┌──
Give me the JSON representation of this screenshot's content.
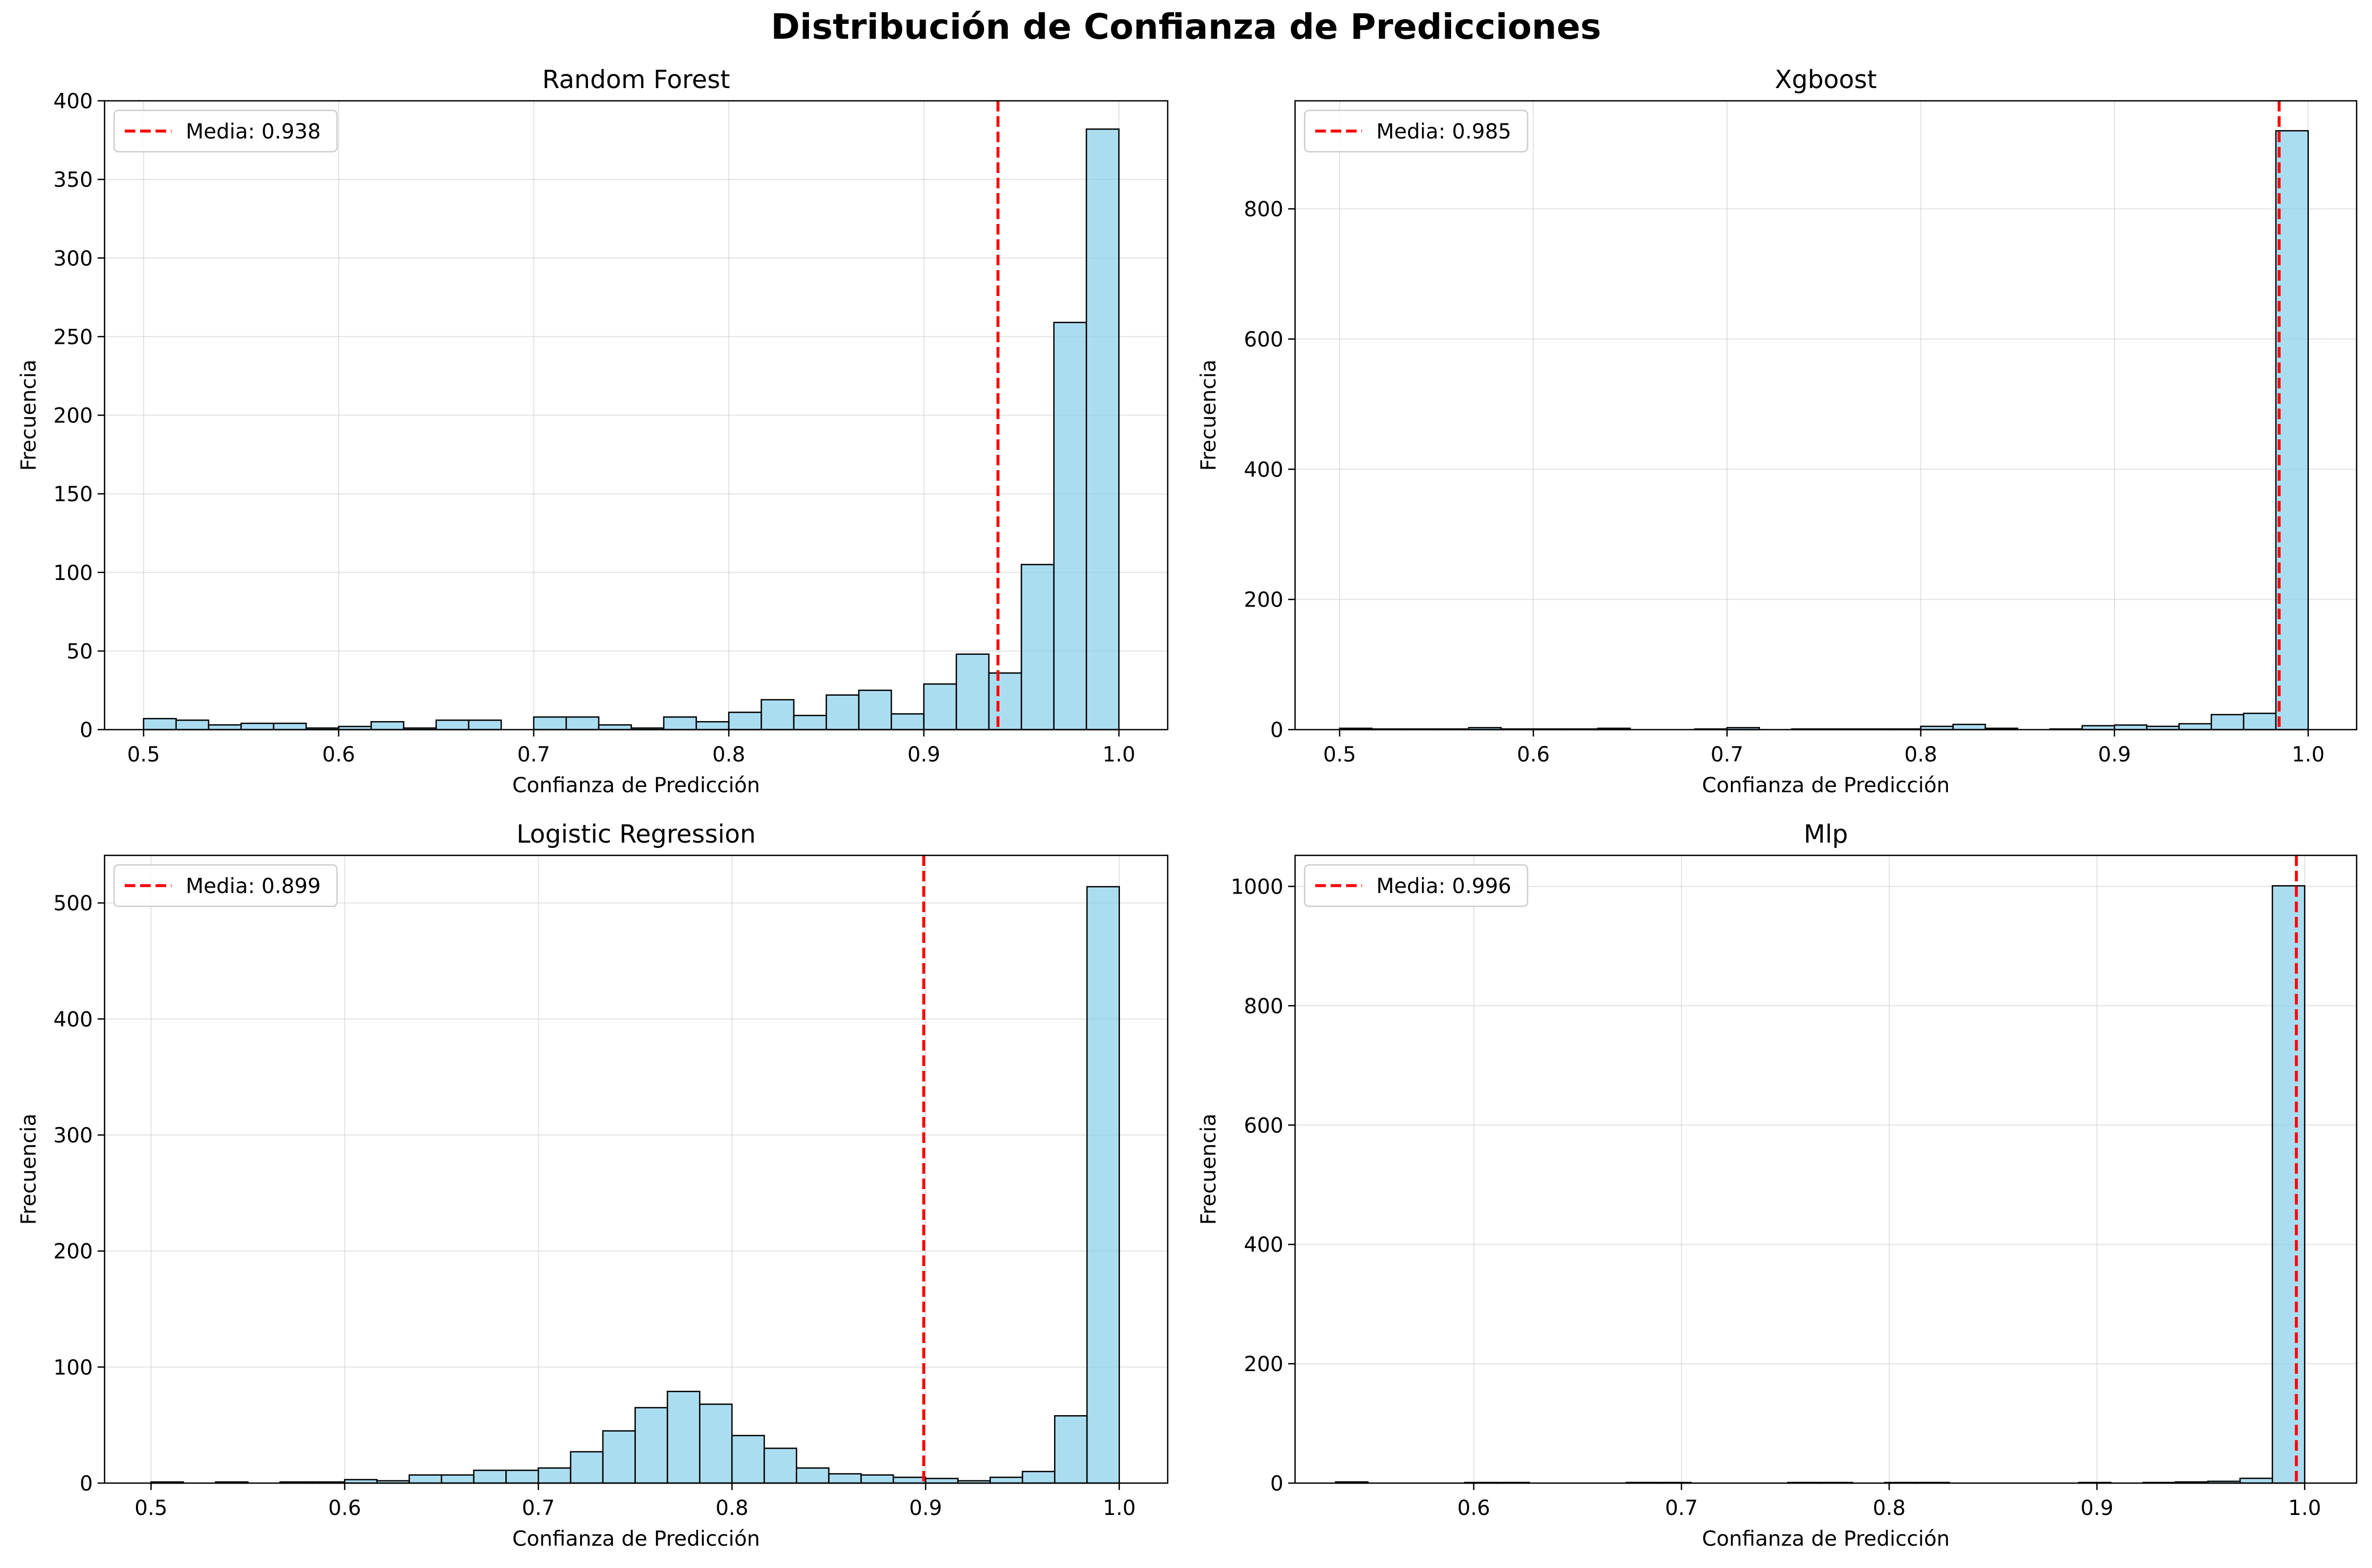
{
  "figure": {
    "title": "Distribución de Confianza de Predicciones"
  },
  "colors": {
    "bar_fill": "#87ceeb",
    "bar_edge": "#000000",
    "mean_line": "#ff0000",
    "grid": "#b0b0b0"
  },
  "chart_data": [
    {
      "type": "bar",
      "title": "Random Forest",
      "xlabel": "Confianza de Predicción",
      "ylabel": "Frecuencia",
      "xlim": [
        0.48,
        1.025
      ],
      "ylim": [
        0,
        400
      ],
      "xticks": [
        0.5,
        0.6,
        0.7,
        0.8,
        0.9,
        1.0
      ],
      "yticks": [
        0,
        50,
        100,
        150,
        200,
        250,
        300,
        350,
        400
      ],
      "bin_start": 0.5,
      "bin_end": 1.0,
      "values": [
        7,
        6,
        3,
        4,
        4,
        1,
        2,
        5,
        1,
        6,
        6,
        0,
        8,
        8,
        3,
        1,
        8,
        5,
        11,
        19,
        9,
        22,
        25,
        10,
        29,
        48,
        36,
        105,
        259,
        382
      ],
      "mean": 0.938,
      "legend": "Media: 0.938",
      "legend_position": "upper-left",
      "grid": true
    },
    {
      "type": "bar",
      "title": "Xgboost",
      "xlabel": "Confianza de Predicción",
      "ylabel": "Frecuencia",
      "xlim": [
        0.477,
        1.025
      ],
      "ylim": [
        0,
        966
      ],
      "xticks": [
        0.5,
        0.6,
        0.7,
        0.8,
        0.9,
        1.0
      ],
      "yticks": [
        0,
        200,
        400,
        600,
        800
      ],
      "bin_start": 0.5,
      "bin_end": 1.0,
      "values": [
        2,
        1,
        1,
        1,
        3,
        1,
        1,
        1,
        2,
        0,
        0,
        1,
        3,
        0,
        1,
        1,
        1,
        1,
        5,
        8,
        2,
        0,
        1,
        6,
        7,
        5,
        9,
        23,
        25,
        920
      ],
      "mean": 0.985,
      "legend": "Media: 0.985",
      "legend_position": "upper-left",
      "grid": true
    },
    {
      "type": "bar",
      "title": "Logistic Regression",
      "xlabel": "Confianza de Predicción",
      "ylabel": "Frecuencia",
      "xlim": [
        0.476,
        1.025
      ],
      "ylim": [
        0,
        541
      ],
      "xticks": [
        0.5,
        0.6,
        0.7,
        0.8,
        0.9,
        1.0
      ],
      "yticks": [
        0,
        100,
        200,
        300,
        400,
        500
      ],
      "bin_start": 0.5,
      "bin_end": 1.0,
      "values": [
        1,
        0,
        1,
        0,
        1,
        1,
        3,
        2,
        7,
        7,
        11,
        11,
        13,
        27,
        45,
        65,
        79,
        68,
        41,
        30,
        13,
        8,
        7,
        5,
        4,
        2,
        5,
        10,
        58,
        514
      ],
      "mean": 0.899,
      "legend": "Media: 0.899",
      "legend_position": "upper-left",
      "grid": true
    },
    {
      "type": "bar",
      "title": "Mlp",
      "xlabel": "Confianza de Predicción",
      "ylabel": "Frecuencia",
      "xlim": [
        0.514,
        1.025
      ],
      "ylim": [
        0,
        1052
      ],
      "xticks": [
        0.6,
        0.7,
        0.8,
        0.9,
        1.0
      ],
      "yticks": [
        0,
        200,
        400,
        600,
        800,
        1000
      ],
      "bin_start": 0.5335,
      "bin_end": 1.0,
      "values": [
        2,
        0,
        0,
        0,
        1,
        1,
        0,
        0,
        0,
        1,
        1,
        0,
        0,
        0,
        1,
        1,
        0,
        1,
        1,
        0,
        0,
        0,
        0,
        1,
        0,
        1,
        2,
        3,
        8,
        1001
      ],
      "mean": 0.996,
      "legend": "Media: 0.996",
      "legend_position": "upper-left",
      "grid": true
    }
  ]
}
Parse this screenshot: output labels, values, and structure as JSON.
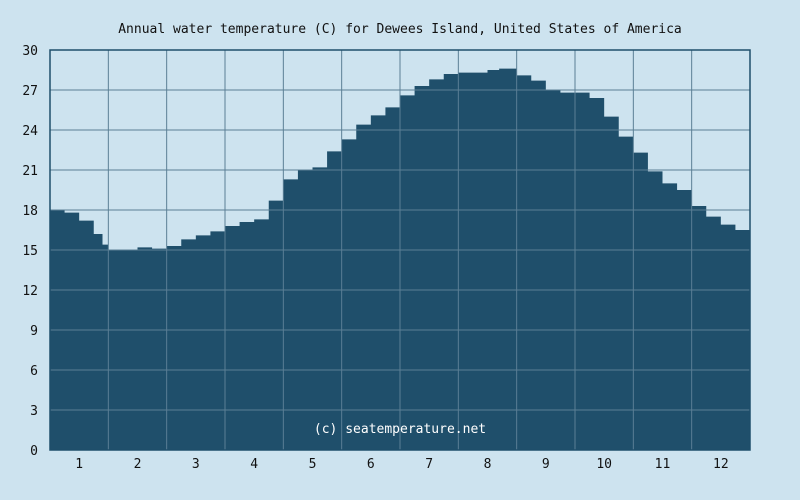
{
  "chart_data": {
    "type": "area",
    "title": "Annual water temperature (C) for Dewees Island, United States of America",
    "xlabel": "",
    "ylabel": "",
    "ylim": [
      0,
      30
    ],
    "yticks": [
      "0",
      "3",
      "6",
      "9",
      "12",
      "15",
      "18",
      "21",
      "24",
      "27",
      "30"
    ],
    "xlim": [
      0.5,
      12.5
    ],
    "xticks": [
      "1",
      "2",
      "3",
      "4",
      "5",
      "6",
      "7",
      "8",
      "9",
      "10",
      "11",
      "12"
    ],
    "grid": true,
    "watermark": "(c) seatemperature.net",
    "x": [
      0.5,
      0.75,
      1.0,
      1.25,
      1.4,
      1.5,
      1.75,
      2.0,
      2.25,
      2.5,
      2.75,
      3.0,
      3.25,
      3.5,
      3.75,
      4.0,
      4.25,
      4.5,
      4.75,
      5.0,
      5.25,
      5.5,
      5.75,
      6.0,
      6.25,
      6.5,
      6.75,
      7.0,
      7.25,
      7.5,
      7.75,
      8.0,
      8.2,
      8.5,
      8.75,
      9.0,
      9.25,
      9.5,
      9.75,
      10.0,
      10.25,
      10.5,
      10.75,
      11.0,
      11.25,
      11.5,
      11.75,
      12.0,
      12.25,
      12.5
    ],
    "y": [
      18.0,
      17.8,
      17.2,
      16.2,
      15.4,
      15.0,
      15.0,
      15.2,
      15.1,
      15.3,
      15.8,
      16.1,
      16.4,
      16.8,
      17.1,
      17.3,
      18.7,
      20.3,
      21.0,
      21.2,
      22.4,
      23.3,
      24.4,
      25.1,
      25.7,
      26.6,
      27.3,
      27.8,
      28.2,
      28.3,
      28.3,
      28.5,
      28.6,
      28.1,
      27.7,
      27.0,
      26.8,
      26.8,
      26.4,
      25.0,
      23.5,
      22.3,
      20.9,
      20.0,
      19.5,
      18.3,
      17.5,
      16.9,
      16.5,
      15.8
    ],
    "colors": {
      "background": "#cde3ef",
      "area_fill": "#1f4f6b",
      "grid": "#5b7f95",
      "axis": "#1f4f6b"
    }
  }
}
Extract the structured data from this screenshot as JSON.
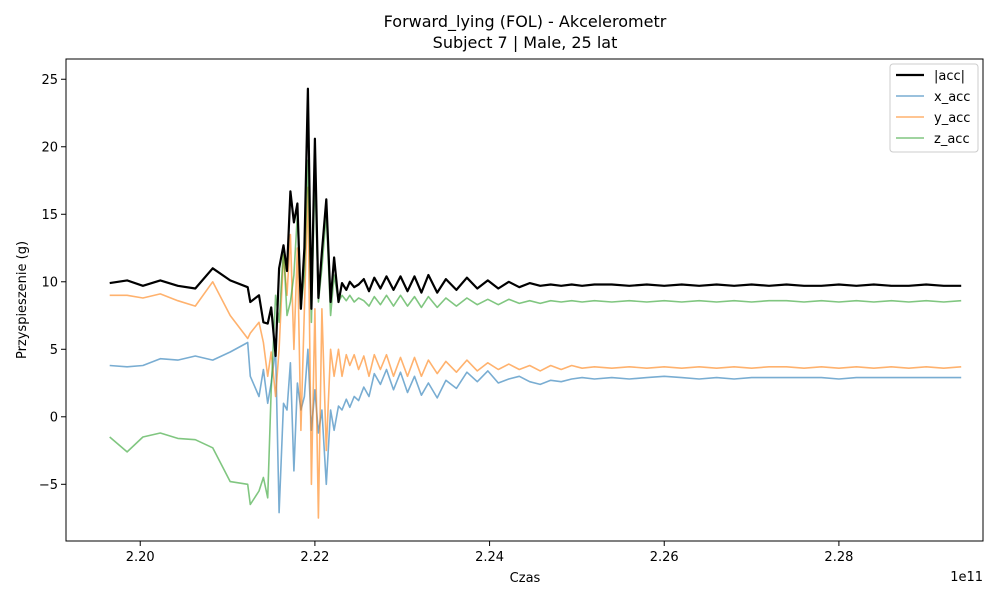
└──
*Prompt*: Your copy should match the records word for word, with the pictures removed.

*Finished answer*:
Give me the JSON representation of this screenshot's content.
{
  "figure": {
    "title": "Distribución de Confianza de Predicciones"
  },
  "colors": {
    "bar_fill": "#87ceeb",
    "bar_edge": "#000000",
    "mean_line": "#ff0000",
    "grid": "#b0b0b0"
  },
  "chart_data": [
    {
      "type": "bar",
      "title": "Random Forest",
      "xlabel": "Confianza de Predicción",
      "ylabel": "Frecuencia",
      "xlim": [
        0.48,
        1.025
      ],
      "ylim": [
        0,
        400
      ],
      "xticks": [
        0.5,
        0.6,
        0.7,
        0.8,
        0.9,
        1.0
      ],
      "yticks": [
        0,
        50,
        100,
        150,
        200,
        250,
        300,
        350,
        400
      ],
      "bin_start": 0.5,
      "bin_end": 1.0,
      "values": [
        7,
        6,
        3,
        4,
        4,
        1,
        2,
        5,
        1,
        6,
        6,
        0,
        8,
        8,
        3,
        1,
        8,
        5,
        11,
        19,
        9,
        22,
        25,
        10,
        29,
        48,
        36,
        105,
        259,
        382
      ],
      "mean": 0.938,
      "legend": "Media: 0.938",
      "legend_position": "upper-left",
      "grid": true
    },
    {
      "type": "bar",
      "title": "Xgboost",
      "xlabel": "Confianza de Predicción",
      "ylabel": "Frecuencia",
      "xlim": [
        0.477,
        1.025
      ],
      "ylim": [
        0,
        966
      ],
      "xticks": [
        0.5,
        0.6,
        0.7,
        0.8,
        0.9,
        1.0
      ],
      "yticks": [
        0,
        200,
        400,
        600,
        800
      ],
      "bin_start": 0.5,
      "bin_end": 1.0,
      "values": [
        2,
        1,
        1,
        1,
        3,
        1,
        1,
        1,
        2,
        0,
        0,
        1,
        3,
        0,
        1,
        1,
        1,
        1,
        5,
        8,
        2,
        0,
        1,
        6,
        7,
        5,
        9,
        23,
        25,
        920
      ],
      "mean": 0.985,
      "legend": "Media: 0.985",
      "legend_position": "upper-left",
      "grid": true
    },
    {
      "type": "bar",
      "title": "Logistic Regression",
      "xlabel": "Confianza de Predicción",
      "ylabel": "Frecuencia",
      "xlim": [
        0.476,
        1.025
      ],
      "ylim": [
        0,
        541
      ],
      "xticks": [
        0.5,
        0.6,
        0.7,
        0.8,
        0.9,
        1.0
      ],
      "yticks": [
        0,
        100,
        200,
        300,
        400,
        500
      ],
      "bin_start": 0.5,
      "bin_end": 1.0,
      "values": [
        1,
        0,
        1,
        0,
        1,
        1,
        3,
        2,
        7,
        7,
        11,
        11,
        13,
        27,
        45,
        65,
        79,
        68,
        41,
        30,
        13,
        8,
        7,
        5,
        4,
        2,
        5,
        10,
        58,
        514
      ],
      "mean": 0.899,
      "legend": "Media: 0.899",
      "legend_position": "upper-left",
      "grid": true
    },
    {
      "type": "bar",
      "title": "Mlp",
      "xlabel": "Confianza de Predicción",
      "ylabel": "Frecuencia",
      "xlim": [
        0.514,
        1.025
      ],
      "ylim": [
        0,
        1052
      ],
      "xticks": [
        0.6,
        0.7,
        0.8,
        0.9,
        1.0
      ],
      "yticks": [
        0,
        200,
        400,
        600,
        800,
        1000
      ],
      "bin_start": 0.5335,
      "bin_end": 1.0,
      "values": [
        2,
        0,
        0,
        0,
        1,
        1,
        0,
        0,
        0,
        1,
        1,
        0,
        0,
        0,
        1,
        1,
        0,
        1,
        1,
        0,
        0,
        0,
        0,
        1,
        0,
        1,
        2,
        3,
        8,
        1001
      ],
      "mean": 0.996,
      "legend": "Media: 0.996",
      "legend_position": "upper-left",
      "grid": true
    }
  ]
}
Parse this screenshot: output labels, values, and structure as JSON.
{
  "chart_data": {
    "type": "area",
    "title": "Annual water temperature (C) for Dewees Island, United States of America",
    "xlabel": "",
    "ylabel": "",
    "ylim": [
      0,
      30
    ],
    "yticks": [
      "0",
      "3",
      "6",
      "9",
      "12",
      "15",
      "18",
      "21",
      "24",
      "27",
      "30"
    ],
    "xlim": [
      0.5,
      12.5
    ],
    "xticks": [
      "1",
      "2",
      "3",
      "4",
      "5",
      "6",
      "7",
      "8",
      "9",
      "10",
      "11",
      "12"
    ],
    "grid": true,
    "watermark": "(c) seatemperature.net",
    "x": [
      0.5,
      0.75,
      1.0,
      1.25,
      1.4,
      1.5,
      1.75,
      2.0,
      2.25,
      2.5,
      2.75,
      3.0,
      3.25,
      3.5,
      3.75,
      4.0,
      4.25,
      4.5,
      4.75,
      5.0,
      5.25,
      5.5,
      5.75,
      6.0,
      6.25,
      6.5,
      6.75,
      7.0,
      7.25,
      7.5,
      7.75,
      8.0,
      8.2,
      8.5,
      8.75,
      9.0,
      9.25,
      9.5,
      9.75,
      10.0,
      10.25,
      10.5,
      10.75,
      11.0,
      11.25,
      11.5,
      11.75,
      12.0,
      12.25,
      12.5
    ],
    "y": [
      18.0,
      17.8,
      17.2,
      16.2,
      15.4,
      15.0,
      15.0,
      15.2,
      15.1,
      15.3,
      15.8,
      16.1,
      16.4,
      16.8,
      17.1,
      17.3,
      18.7,
      20.3,
      21.0,
      21.2,
      22.4,
      23.3,
      24.4,
      25.1,
      25.7,
      26.6,
      27.3,
      27.8,
      28.2,
      28.3,
      28.3,
      28.5,
      28.6,
      28.1,
      27.7,
      27.0,
      26.8,
      26.8,
      26.4,
      25.0,
      23.5,
      22.3,
      20.9,
      20.0,
      19.5,
      18.3,
      17.5,
      16.9,
      16.5,
      15.8
    ],
    "colors": {
      "background": "#cde3ef",
      "area_fill": "#1f4f6b",
      "grid": "#5b7f95",
      "axis": "#1f4f6b"
    }
  }
}
Extract the structured data from this screenshot as JSON.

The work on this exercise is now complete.